= STATED TASK =
Write out the entries verbatim and leave the images out of the copy.

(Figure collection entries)
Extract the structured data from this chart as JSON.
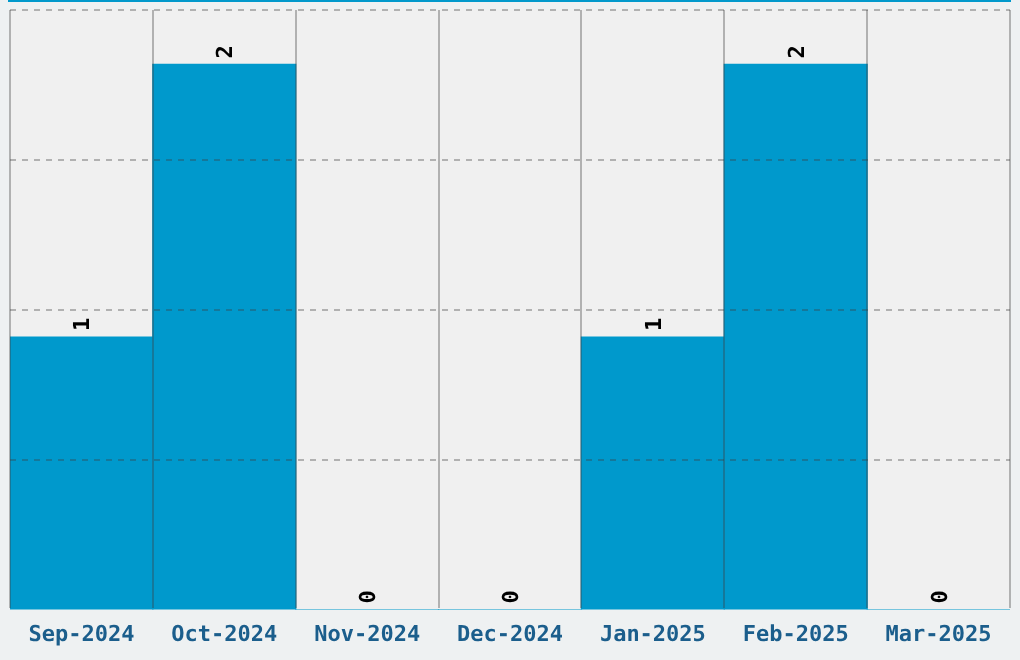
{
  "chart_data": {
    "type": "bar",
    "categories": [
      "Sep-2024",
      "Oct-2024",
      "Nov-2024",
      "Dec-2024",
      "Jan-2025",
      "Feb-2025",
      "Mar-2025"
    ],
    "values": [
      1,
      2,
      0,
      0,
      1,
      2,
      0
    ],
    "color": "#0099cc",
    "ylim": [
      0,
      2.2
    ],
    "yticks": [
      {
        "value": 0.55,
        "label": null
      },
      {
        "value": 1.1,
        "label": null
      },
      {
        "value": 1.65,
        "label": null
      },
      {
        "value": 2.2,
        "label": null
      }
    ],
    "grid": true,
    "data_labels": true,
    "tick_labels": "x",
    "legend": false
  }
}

= SOLUTION TO THE PROBLEM =
Extract the structured data from this chart as JSON.
{
  "chart_data": {
    "type": "bar",
    "categories": [
      "Sep-2024",
      "Oct-2024",
      "Nov-2024",
      "Dec-2024",
      "Jan-2025",
      "Feb-2025",
      "Mar-2025"
    ],
    "values": [
      1,
      2,
      0,
      0,
      1,
      2,
      0
    ],
    "color": "#0099cc",
    "ylim": [
      0,
      2.2
    ],
    "yticks": [
      {
        "value": 0.55,
        "label": null
      },
      {
        "value": 1.1,
        "label": null
      },
      {
        "value": 1.65,
        "label": null
      },
      {
        "value": 2.2,
        "label": null
      }
    ],
    "grid": true,
    "data_labels": true,
    "tick_labels": "x",
    "legend": false
  }
}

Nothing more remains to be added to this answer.